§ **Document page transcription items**
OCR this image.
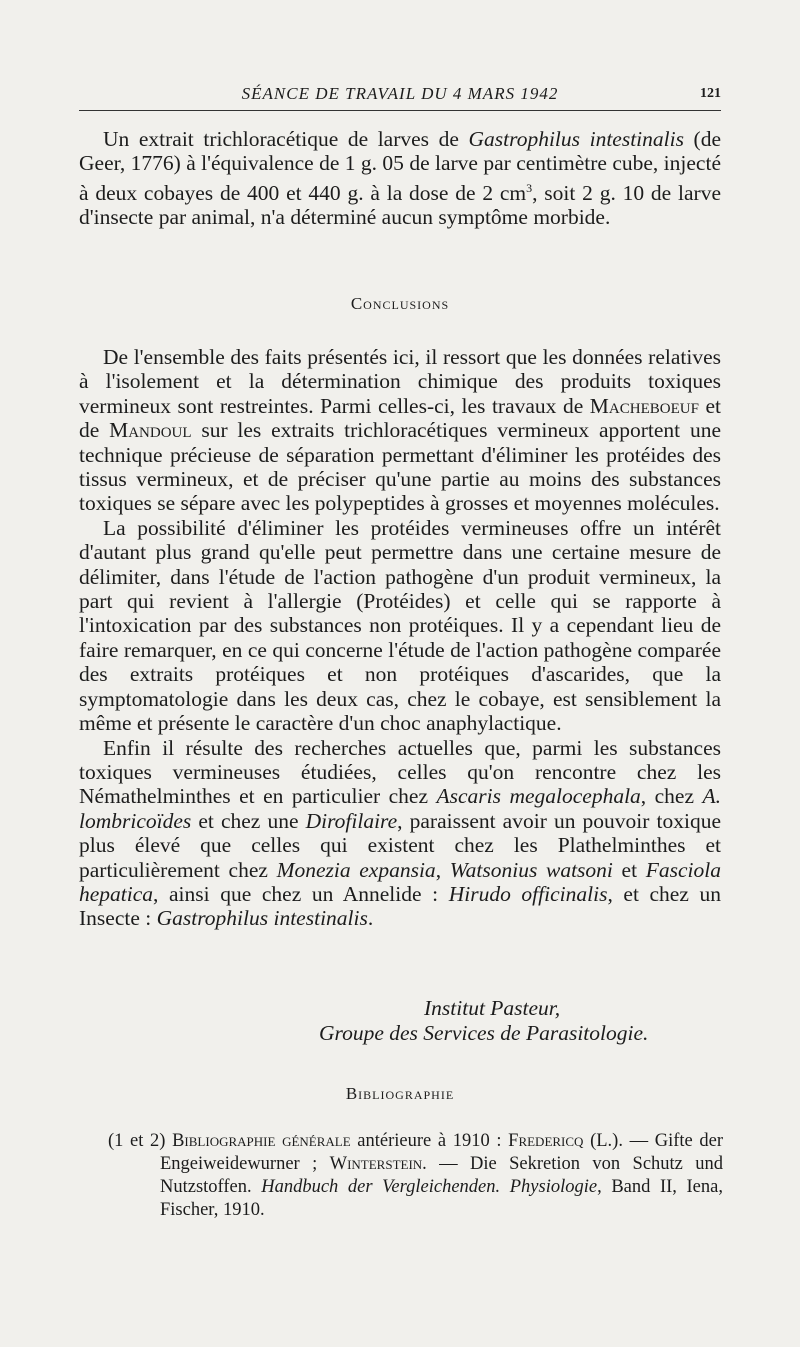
SÉANCE DE TRAVAIL DU 4 MARS 1942	121

Un extrait trichloracétique de larves de Gastrophilus intestinalis (de Geer, 1776) à l'équivalence de 1 g. 05 de larve par centimètre cube, injecté à deux cobayes de 400 et 440 g. à la dose de 2 $cm^3$, soit 2 g. 10 de larve d'insecte par animal, n'a déterminé aucun symptôme morbide.

Conclusions

De l'ensemble des faits présentés ici, il ressort que les données relatives à l'isolement et la détermination chimique des produits toxiques vermineux sont restreintes. Parmi celles-ci, les travaux de Macheboeuf et de Mandoul sur les extraits trichloracétiques vermineux apportent une technique précieuse de séparation permettant d'éliminer les protéides des tissus vermineux, et de préciser qu'une partie au moins des substances toxiques se sépare avec les polypeptides à grosses et moyennes molécules.

La possibilité d'éliminer les protéides vermineuses offre un intérêt d'autant plus grand qu'elle peut permettre dans une certaine mesure de délimiter, dans l'étude de l'action pathogène d'un produit vermineux, la part qui revient à l'allergie (Protéides) et celle qui se rapporte à l'intoxication par des substances non protéiques. Il y a cependant lieu de faire remarquer, en ce qui concerne l'étude de l'action pathogène comparée des extraits protéiques et non protéiques d'ascarides, que la symptomatologie dans les deux cas, chez le cobaye, est sensiblement la même et présente le caractère d'un choc anaphylactique.

Enfin il résulte des recherches actuelles que, parmi les substances toxiques vermineuses étudiées, celles qu'on rencontre chez les Némathelminthes et en particulier chez Ascaris megalocephala, chez A. lombricoïdes et chez une Dirofilaire, paraissent avoir un pouvoir toxique plus élevé que celles qui existent chez les Plathelminthes et particulièrement chez Monezia expansia, Watsonius watsoni et Fasciola hepatica, ainsi que chez un Annelide : Hirudo officinalis, et chez un Insecte : Gastrophilus intestinalis.

Institut Pasteur,
Groupe des Services de Parasitologie.
Bibliographie

(1 et 2) Bibliographie générale antérieure à 1910 : Fredericq (L.). — Gifte der Engeiweidewurner ; Winterstein. — Die Sekretion von Schutz und Nutzstoffen. Handbuch der Vergleichenden. Physiologie, Band II, Iena, Fischer, 1910.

§ **Requirement**
Which lines of the records above hold the word "intestinalis"? Copy each one out.

§ **Response box**
Un extrait trichloracétique de larves de Gastrophilus intestinalis (de Geer, 1776) à l'équivalence de 1 g. 05 de larve par centimètre cube, injecté à deux cobayes de 400 et 440 g. à la dose de 2 $cm^3$, soit 2 g. 10 de larve d'insecte par animal, n'a déterminé aucun symptôme morbide.
Enfin il résulte des recherches actuelles que, parmi les substances toxiques vermineuses étudiées, celles qu'on rencontre chez les Némathelminthes et en particulier chez Ascaris megalocephala, chez A. lombricoïdes et chez une Dirofilaire, paraissent avoir un pouvoir toxique plus élevé que celles qui existent chez les Plathelminthes et particulièrement chez Monezia expansia, Watsonius watsoni et Fasciola hepatica, ainsi que chez un Annelide : Hirudo officinalis, et chez un Insecte : Gastrophilus intestinalis.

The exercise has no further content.